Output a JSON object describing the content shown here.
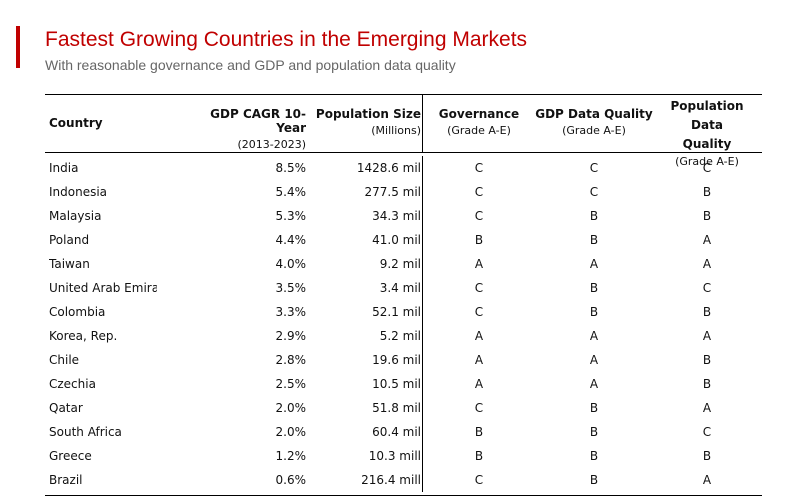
{
  "title": "Fastest Growing Countries in the Emerging Markets",
  "subtitle": "With reasonable governance and GDP and population data quality",
  "chart_data": {
    "type": "table",
    "columns": [
      {
        "name": "Country",
        "sub": ""
      },
      {
        "name": "GDP CAGR 10-Year",
        "sub": "(2013-2023)"
      },
      {
        "name": "Population Size",
        "sub": "(Millions)"
      },
      {
        "name": "Governance",
        "sub": "(Grade A-E)"
      },
      {
        "name": "GDP Data Quality",
        "sub": "(Grade A-E)"
      },
      {
        "name_line1": "Population Data",
        "name_line2": "Quality",
        "sub": "(Grade A-E)"
      }
    ],
    "rows": [
      {
        "country": "India",
        "gdp_cagr": "8.5%",
        "population": "1428.6 mil",
        "governance": "C",
        "gdp_quality": "C",
        "pop_quality": "C"
      },
      {
        "country": "Indonesia",
        "gdp_cagr": "5.4%",
        "population": "277.5 mil",
        "governance": "C",
        "gdp_quality": "C",
        "pop_quality": "B"
      },
      {
        "country": "Malaysia",
        "gdp_cagr": "5.3%",
        "population": "34.3 mil",
        "governance": "C",
        "gdp_quality": "B",
        "pop_quality": "B"
      },
      {
        "country": "Poland",
        "gdp_cagr": "4.4%",
        "population": "41.0 mil",
        "governance": "B",
        "gdp_quality": "B",
        "pop_quality": "A"
      },
      {
        "country": "Taiwan",
        "gdp_cagr": "4.0%",
        "population": "9.2 mil",
        "governance": "A",
        "gdp_quality": "A",
        "pop_quality": "A"
      },
      {
        "country": "United Arab Emirat",
        "gdp_cagr": "3.5%",
        "population": "3.4 mil",
        "governance": "C",
        "gdp_quality": "B",
        "pop_quality": "C"
      },
      {
        "country": "Colombia",
        "gdp_cagr": "3.3%",
        "population": "52.1 mil",
        "governance": "C",
        "gdp_quality": "B",
        "pop_quality": "B"
      },
      {
        "country": "Korea, Rep.",
        "gdp_cagr": "2.9%",
        "population": "5.2 mil",
        "governance": "A",
        "gdp_quality": "A",
        "pop_quality": "A"
      },
      {
        "country": "Chile",
        "gdp_cagr": "2.8%",
        "population": "19.6 mil",
        "governance": "A",
        "gdp_quality": "A",
        "pop_quality": "B"
      },
      {
        "country": "Czechia",
        "gdp_cagr": "2.5%",
        "population": "10.5 mil",
        "governance": "A",
        "gdp_quality": "A",
        "pop_quality": "B"
      },
      {
        "country": "Qatar",
        "gdp_cagr": "2.0%",
        "population": "51.8 mil",
        "governance": "C",
        "gdp_quality": "B",
        "pop_quality": "A"
      },
      {
        "country": "South Africa",
        "gdp_cagr": "2.0%",
        "population": "60.4 mil",
        "governance": "B",
        "gdp_quality": "B",
        "pop_quality": "C"
      },
      {
        "country": "Greece",
        "gdp_cagr": "1.2%",
        "population": "10.3 mill",
        "governance": "B",
        "gdp_quality": "B",
        "pop_quality": "B"
      },
      {
        "country": "Brazil",
        "gdp_cagr": "0.6%",
        "population": "216.4 mill",
        "governance": "C",
        "gdp_quality": "B",
        "pop_quality": "A"
      }
    ]
  },
  "colors": {
    "accent": "#c00000",
    "subtitle": "#666666"
  }
}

--- --- ---

Given problem:
Omit every picture, and otherwise quote the entries exactly.

Response to this task:
Output a JSON object describing the content shown here.
{
  "title": "Fastest Growing Countries in the Emerging Markets",
  "subtitle": "With reasonable governance and GDP and population data quality",
  "chart_data": {
    "type": "table",
    "columns": [
      {
        "name": "Country",
        "sub": ""
      },
      {
        "name": "GDP CAGR 10-Year",
        "sub": "(2013-2023)"
      },
      {
        "name": "Population Size",
        "sub": "(Millions)"
      },
      {
        "name": "Governance",
        "sub": "(Grade A-E)"
      },
      {
        "name": "GDP Data Quality",
        "sub": "(Grade A-E)"
      },
      {
        "name_line1": "Population Data",
        "name_line2": "Quality",
        "sub": "(Grade A-E)"
      }
    ],
    "rows": [
      {
        "country": "India",
        "gdp_cagr": "8.5%",
        "population": "1428.6 mil",
        "governance": "C",
        "gdp_quality": "C",
        "pop_quality": "C"
      },
      {
        "country": "Indonesia",
        "gdp_cagr": "5.4%",
        "population": "277.5 mil",
        "governance": "C",
        "gdp_quality": "C",
        "pop_quality": "B"
      },
      {
        "country": "Malaysia",
        "gdp_cagr": "5.3%",
        "population": "34.3 mil",
        "governance": "C",
        "gdp_quality": "B",
        "pop_quality": "B"
      },
      {
        "country": "Poland",
        "gdp_cagr": "4.4%",
        "population": "41.0 mil",
        "governance": "B",
        "gdp_quality": "B",
        "pop_quality": "A"
      },
      {
        "country": "Taiwan",
        "gdp_cagr": "4.0%",
        "population": "9.2 mil",
        "governance": "A",
        "gdp_quality": "A",
        "pop_quality": "A"
      },
      {
        "country": "United Arab Emirat",
        "gdp_cagr": "3.5%",
        "population": "3.4 mil",
        "governance": "C",
        "gdp_quality": "B",
        "pop_quality": "C"
      },
      {
        "country": "Colombia",
        "gdp_cagr": "3.3%",
        "population": "52.1 mil",
        "governance": "C",
        "gdp_quality": "B",
        "pop_quality": "B"
      },
      {
        "country": "Korea, Rep.",
        "gdp_cagr": "2.9%",
        "population": "5.2 mil",
        "governance": "A",
        "gdp_quality": "A",
        "pop_quality": "A"
      },
      {
        "country": "Chile",
        "gdp_cagr": "2.8%",
        "population": "19.6 mil",
        "governance": "A",
        "gdp_quality": "A",
        "pop_quality": "B"
      },
      {
        "country": "Czechia",
        "gdp_cagr": "2.5%",
        "population": "10.5 mil",
        "governance": "A",
        "gdp_quality": "A",
        "pop_quality": "B"
      },
      {
        "country": "Qatar",
        "gdp_cagr": "2.0%",
        "population": "51.8 mil",
        "governance": "C",
        "gdp_quality": "B",
        "pop_quality": "A"
      },
      {
        "country": "South Africa",
        "gdp_cagr": "2.0%",
        "population": "60.4 mil",
        "governance": "B",
        "gdp_quality": "B",
        "pop_quality": "C"
      },
      {
        "country": "Greece",
        "gdp_cagr": "1.2%",
        "population": "10.3 mill",
        "governance": "B",
        "gdp_quality": "B",
        "pop_quality": "B"
      },
      {
        "country": "Brazil",
        "gdp_cagr": "0.6%",
        "population": "216.4 mill",
        "governance": "C",
        "gdp_quality": "B",
        "pop_quality": "A"
      }
    ]
  },
  "colors": {
    "accent": "#c00000",
    "subtitle": "#666666"
  }
}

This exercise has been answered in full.